══ TEXTE FOURNI

Une plateforme de gouvernance collaborative vient d’être lancée en Italie : Wikitalia. Ce sont quelques passionnés de l’internet, convaincus que la démocratie est entrée dans une nouvelle ère, qui ont ouvert cette plateforme il y a quelques semaines. En Italie comme ailleurs dans le monde, le mouvement s’accentue, les citoyens demandent aux politiques et à ceux qui gouvernent, plus de transparence, plus d’ouverture et des moyens de participer autrement aux débats publics.

A l’instar des plateformes américaine, CodeforAmerica, et britannique, Mysociety, Wikitalia a été initiée par un groupe issu de la société civile, composé de citoyens (journalistes, informaticiens, juristes, fonctionnaires…) qui veulent impulser de nouvelles formes de coopération et mettre l’intelligence collective au service des administrations publiques, aider les autorités gouvernementales à mieux gouverner dans une société qu’ils jugent de plus en plus complexe.

════
══ LIGNES RÉPERTORIÉES

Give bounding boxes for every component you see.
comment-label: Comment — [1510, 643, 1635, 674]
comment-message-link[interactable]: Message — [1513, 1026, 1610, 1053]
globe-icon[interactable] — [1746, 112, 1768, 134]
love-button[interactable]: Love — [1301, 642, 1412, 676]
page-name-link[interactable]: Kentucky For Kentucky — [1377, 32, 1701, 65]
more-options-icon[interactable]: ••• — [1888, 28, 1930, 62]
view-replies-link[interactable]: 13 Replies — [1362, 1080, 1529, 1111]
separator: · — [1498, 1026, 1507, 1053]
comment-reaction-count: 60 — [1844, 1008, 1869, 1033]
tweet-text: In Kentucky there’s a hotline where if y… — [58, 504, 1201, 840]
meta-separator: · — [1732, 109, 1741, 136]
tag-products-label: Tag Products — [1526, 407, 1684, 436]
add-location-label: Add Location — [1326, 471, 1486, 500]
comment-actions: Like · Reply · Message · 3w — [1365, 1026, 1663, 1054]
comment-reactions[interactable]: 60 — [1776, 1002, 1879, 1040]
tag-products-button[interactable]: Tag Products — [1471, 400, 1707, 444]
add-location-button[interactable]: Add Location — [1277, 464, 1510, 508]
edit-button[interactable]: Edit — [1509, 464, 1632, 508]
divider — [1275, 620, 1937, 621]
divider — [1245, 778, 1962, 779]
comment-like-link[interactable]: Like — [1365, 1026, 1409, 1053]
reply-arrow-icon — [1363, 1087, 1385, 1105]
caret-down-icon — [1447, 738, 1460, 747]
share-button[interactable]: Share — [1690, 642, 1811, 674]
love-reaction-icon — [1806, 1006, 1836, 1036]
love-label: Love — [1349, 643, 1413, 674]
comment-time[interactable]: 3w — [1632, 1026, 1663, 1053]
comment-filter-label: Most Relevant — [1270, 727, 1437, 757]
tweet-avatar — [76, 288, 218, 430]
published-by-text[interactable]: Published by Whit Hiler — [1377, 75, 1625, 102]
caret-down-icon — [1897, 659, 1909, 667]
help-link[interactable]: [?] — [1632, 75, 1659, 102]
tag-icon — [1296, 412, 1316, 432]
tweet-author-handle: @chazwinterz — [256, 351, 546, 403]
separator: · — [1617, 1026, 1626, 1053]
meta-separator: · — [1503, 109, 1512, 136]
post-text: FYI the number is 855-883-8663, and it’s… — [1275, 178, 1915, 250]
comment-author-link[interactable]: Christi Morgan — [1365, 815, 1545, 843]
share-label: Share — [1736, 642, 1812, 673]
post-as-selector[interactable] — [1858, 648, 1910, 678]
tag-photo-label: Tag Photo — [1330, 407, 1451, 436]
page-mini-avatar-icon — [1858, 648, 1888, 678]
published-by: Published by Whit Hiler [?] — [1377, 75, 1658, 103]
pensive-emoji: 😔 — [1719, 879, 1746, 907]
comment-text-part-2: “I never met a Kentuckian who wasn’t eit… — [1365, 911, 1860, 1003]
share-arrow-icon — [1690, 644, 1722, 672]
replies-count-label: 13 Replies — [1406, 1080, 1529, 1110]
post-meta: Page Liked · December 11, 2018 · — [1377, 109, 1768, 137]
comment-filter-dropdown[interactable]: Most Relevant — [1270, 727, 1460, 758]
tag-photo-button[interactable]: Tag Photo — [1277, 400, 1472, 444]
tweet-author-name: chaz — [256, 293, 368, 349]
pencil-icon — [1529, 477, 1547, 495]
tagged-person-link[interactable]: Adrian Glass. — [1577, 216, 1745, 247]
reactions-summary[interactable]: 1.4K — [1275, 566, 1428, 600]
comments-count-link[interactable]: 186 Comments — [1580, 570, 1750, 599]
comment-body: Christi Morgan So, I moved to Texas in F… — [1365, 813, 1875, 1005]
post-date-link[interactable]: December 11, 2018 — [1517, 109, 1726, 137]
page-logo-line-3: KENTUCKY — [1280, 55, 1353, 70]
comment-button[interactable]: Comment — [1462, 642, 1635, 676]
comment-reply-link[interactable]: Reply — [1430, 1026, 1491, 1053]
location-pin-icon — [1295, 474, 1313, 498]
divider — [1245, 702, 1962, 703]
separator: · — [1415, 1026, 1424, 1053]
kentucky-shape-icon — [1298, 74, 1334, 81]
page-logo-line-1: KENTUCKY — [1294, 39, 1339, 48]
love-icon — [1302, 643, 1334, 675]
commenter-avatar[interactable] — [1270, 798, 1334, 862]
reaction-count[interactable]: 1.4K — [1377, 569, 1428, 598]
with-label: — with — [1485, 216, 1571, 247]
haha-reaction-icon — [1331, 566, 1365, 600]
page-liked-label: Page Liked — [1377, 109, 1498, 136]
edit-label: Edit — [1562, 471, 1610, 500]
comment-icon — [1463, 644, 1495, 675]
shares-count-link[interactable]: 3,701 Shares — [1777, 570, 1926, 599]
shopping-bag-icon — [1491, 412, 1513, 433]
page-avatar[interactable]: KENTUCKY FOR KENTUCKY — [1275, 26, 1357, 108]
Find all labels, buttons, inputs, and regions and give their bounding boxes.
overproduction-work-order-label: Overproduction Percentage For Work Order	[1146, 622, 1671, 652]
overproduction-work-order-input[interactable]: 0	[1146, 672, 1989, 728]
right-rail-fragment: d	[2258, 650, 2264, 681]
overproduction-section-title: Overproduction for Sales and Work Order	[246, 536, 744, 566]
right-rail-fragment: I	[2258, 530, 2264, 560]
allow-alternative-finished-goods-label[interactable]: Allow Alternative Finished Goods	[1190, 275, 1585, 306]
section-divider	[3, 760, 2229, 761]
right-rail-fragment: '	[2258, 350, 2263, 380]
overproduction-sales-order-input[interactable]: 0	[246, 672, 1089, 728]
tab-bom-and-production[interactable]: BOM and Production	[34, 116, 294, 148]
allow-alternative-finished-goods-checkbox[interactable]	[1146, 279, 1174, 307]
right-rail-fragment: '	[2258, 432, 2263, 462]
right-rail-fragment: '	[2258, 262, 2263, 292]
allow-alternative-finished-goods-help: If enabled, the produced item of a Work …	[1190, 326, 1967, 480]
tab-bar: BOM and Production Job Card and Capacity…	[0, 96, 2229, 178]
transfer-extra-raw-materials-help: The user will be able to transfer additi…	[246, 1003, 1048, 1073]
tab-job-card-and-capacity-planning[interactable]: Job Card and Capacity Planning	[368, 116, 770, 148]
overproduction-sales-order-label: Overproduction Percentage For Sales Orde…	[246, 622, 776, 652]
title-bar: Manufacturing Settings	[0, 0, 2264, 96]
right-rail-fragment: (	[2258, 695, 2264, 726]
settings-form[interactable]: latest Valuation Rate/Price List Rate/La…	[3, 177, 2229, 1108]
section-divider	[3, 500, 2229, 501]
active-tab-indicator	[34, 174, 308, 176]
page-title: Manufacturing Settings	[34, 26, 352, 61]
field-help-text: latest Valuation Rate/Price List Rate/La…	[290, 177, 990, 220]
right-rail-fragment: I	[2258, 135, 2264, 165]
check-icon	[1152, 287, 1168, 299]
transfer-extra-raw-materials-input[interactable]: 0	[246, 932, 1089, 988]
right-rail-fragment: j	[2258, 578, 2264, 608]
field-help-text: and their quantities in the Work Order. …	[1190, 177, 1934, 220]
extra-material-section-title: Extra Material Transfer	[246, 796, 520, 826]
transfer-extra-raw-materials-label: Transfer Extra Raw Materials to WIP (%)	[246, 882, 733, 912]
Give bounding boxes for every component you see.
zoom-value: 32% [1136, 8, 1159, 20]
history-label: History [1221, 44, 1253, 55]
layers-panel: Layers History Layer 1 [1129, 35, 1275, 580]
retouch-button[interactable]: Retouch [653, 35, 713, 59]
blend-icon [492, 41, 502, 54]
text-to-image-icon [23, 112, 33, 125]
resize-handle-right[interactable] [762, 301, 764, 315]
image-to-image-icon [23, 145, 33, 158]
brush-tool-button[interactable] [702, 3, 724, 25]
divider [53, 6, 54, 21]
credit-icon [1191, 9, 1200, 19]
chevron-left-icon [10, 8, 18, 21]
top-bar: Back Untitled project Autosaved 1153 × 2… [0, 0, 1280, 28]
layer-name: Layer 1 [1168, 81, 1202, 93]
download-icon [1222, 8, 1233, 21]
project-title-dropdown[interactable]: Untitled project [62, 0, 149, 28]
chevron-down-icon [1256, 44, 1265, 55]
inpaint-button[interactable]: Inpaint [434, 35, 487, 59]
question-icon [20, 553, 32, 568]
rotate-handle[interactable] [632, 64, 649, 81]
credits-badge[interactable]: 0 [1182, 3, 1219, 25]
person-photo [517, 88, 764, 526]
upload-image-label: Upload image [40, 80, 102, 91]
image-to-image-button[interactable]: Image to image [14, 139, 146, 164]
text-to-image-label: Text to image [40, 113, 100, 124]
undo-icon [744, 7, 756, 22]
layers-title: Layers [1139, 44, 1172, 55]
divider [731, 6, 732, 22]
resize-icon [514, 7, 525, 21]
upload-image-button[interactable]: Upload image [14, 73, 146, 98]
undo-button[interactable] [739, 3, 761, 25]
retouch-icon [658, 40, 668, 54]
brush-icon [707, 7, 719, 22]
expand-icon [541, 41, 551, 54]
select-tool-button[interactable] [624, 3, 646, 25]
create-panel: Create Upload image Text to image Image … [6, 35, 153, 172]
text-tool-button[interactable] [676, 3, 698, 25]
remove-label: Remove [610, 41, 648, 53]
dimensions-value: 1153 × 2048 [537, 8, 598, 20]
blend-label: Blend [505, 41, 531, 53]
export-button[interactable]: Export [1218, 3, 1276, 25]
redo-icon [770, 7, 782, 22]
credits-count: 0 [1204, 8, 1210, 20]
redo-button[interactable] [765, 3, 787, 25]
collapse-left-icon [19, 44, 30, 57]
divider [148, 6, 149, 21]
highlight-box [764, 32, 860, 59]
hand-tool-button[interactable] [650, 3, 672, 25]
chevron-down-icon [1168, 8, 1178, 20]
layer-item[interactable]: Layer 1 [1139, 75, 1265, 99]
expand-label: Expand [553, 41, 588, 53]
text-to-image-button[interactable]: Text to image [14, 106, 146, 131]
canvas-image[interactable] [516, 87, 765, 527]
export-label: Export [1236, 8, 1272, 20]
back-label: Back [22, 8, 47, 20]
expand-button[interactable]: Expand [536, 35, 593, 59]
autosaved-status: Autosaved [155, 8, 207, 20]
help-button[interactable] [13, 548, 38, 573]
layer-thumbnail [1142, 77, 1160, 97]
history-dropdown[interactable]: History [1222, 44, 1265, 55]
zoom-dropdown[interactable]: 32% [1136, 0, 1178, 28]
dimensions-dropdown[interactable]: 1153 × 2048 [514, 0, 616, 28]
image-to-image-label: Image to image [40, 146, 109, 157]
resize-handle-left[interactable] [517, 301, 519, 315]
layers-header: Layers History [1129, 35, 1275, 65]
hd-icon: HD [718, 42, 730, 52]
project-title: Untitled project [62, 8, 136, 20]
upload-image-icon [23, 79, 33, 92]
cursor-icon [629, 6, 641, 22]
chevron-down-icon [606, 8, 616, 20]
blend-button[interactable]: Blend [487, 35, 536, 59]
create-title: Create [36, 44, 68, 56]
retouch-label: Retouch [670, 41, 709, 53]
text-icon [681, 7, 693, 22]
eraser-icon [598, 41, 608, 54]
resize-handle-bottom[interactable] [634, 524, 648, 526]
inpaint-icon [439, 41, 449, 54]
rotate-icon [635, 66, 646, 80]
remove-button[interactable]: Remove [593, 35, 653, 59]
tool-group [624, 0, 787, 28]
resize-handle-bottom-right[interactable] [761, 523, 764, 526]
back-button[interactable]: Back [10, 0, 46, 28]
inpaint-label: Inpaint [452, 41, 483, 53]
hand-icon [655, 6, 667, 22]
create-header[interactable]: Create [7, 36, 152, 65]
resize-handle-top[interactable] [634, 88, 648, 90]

════

= CONSIGNE =
Recopiez mot pour mot le passage du texte sur Wikitalia qui commence à « A l’instar des » et se termine à « en plus complexe. ».

= RÉPONSE =
A l’instar des plateformes américaine, CodeforAmerica, et britannique, Mysociety, Wikitalia a été initiée par un groupe issu de la société civile, composé de citoyens (journalistes, informaticiens, juristes, fonctionnaires…) qui veulent impulser de nouvelles formes de coopération et mettre l’intelligence collective au service des administrations publiques, aider les autorités gouvernementales à mieux gouverner dans une société qu’ils jugent de plus en plus complexe.